(Data listing)
━━━━━━━━━━━━━━━━━━━━

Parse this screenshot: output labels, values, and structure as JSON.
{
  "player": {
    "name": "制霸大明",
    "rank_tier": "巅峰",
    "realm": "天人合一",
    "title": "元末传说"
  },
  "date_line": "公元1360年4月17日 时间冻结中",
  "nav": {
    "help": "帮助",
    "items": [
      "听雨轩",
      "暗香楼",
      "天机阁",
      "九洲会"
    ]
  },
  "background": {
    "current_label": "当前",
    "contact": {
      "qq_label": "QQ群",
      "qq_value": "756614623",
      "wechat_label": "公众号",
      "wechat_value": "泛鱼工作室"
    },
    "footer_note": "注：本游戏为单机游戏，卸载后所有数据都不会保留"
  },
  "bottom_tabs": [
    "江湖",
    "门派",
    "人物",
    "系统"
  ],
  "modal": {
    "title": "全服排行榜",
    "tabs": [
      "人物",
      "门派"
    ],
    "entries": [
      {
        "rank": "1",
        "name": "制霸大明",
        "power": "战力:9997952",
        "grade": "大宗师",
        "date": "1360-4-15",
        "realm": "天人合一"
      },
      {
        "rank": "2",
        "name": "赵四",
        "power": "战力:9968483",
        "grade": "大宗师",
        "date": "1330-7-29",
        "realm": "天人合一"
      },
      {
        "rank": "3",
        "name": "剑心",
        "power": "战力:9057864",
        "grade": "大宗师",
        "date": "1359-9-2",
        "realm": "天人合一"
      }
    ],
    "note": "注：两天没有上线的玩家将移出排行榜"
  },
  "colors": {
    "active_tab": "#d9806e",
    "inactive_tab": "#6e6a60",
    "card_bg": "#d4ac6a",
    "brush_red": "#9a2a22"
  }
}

━━━━━━━━━━━━━━━━━━━━

| Exercise aim |
Write the entire listing out again, word for word.

| The solution |
Parse this screenshot: output labels, values, and structure as JSON.
{
  "player": {
    "name": "制霸大明",
    "rank_tier": "巅峰",
    "realm": "天人合一",
    "title": "元末传说"
  },
  "date_line": "公元1360年4月17日 时间冻结中",
  "nav": {
    "help": "帮助",
    "items": [
      "听雨轩",
      "暗香楼",
      "天机阁",
      "九洲会"
    ]
  },
  "background": {
    "current_label": "当前",
    "contact": {
      "qq_label": "QQ群",
      "qq_value": "756614623",
      "wechat_label": "公众号",
      "wechat_value": "泛鱼工作室"
    },
    "footer_note": "注：本游戏为单机游戏，卸载后所有数据都不会保留"
  },
  "bottom_tabs": [
    "江湖",
    "门派",
    "人物",
    "系统"
  ],
  "modal": {
    "title": "全服排行榜",
    "tabs": [
      "人物",
      "门派"
    ],
    "entries": [
      {
        "rank": "1",
        "name": "制霸大明",
        "power": "战力:9997952",
        "grade": "大宗师",
        "date": "1360-4-15",
        "realm": "天人合一"
      },
      {
        "rank": "2",
        "name": "赵四",
        "power": "战力:9968483",
        "grade": "大宗师",
        "date": "1330-7-29",
        "realm": "天人合一"
      },
      {
        "rank": "3",
        "name": "剑心",
        "power": "战力:9057864",
        "grade": "大宗师",
        "date": "1359-9-2",
        "realm": "天人合一"
      }
    ],
    "note": "注：两天没有上线的玩家将移出排行榜"
  },
  "colors": {
    "active_tab": "#d9806e",
    "inactive_tab": "#6e6a60",
    "card_bg": "#d4ac6a",
    "brush_red": "#9a2a22"
  }
}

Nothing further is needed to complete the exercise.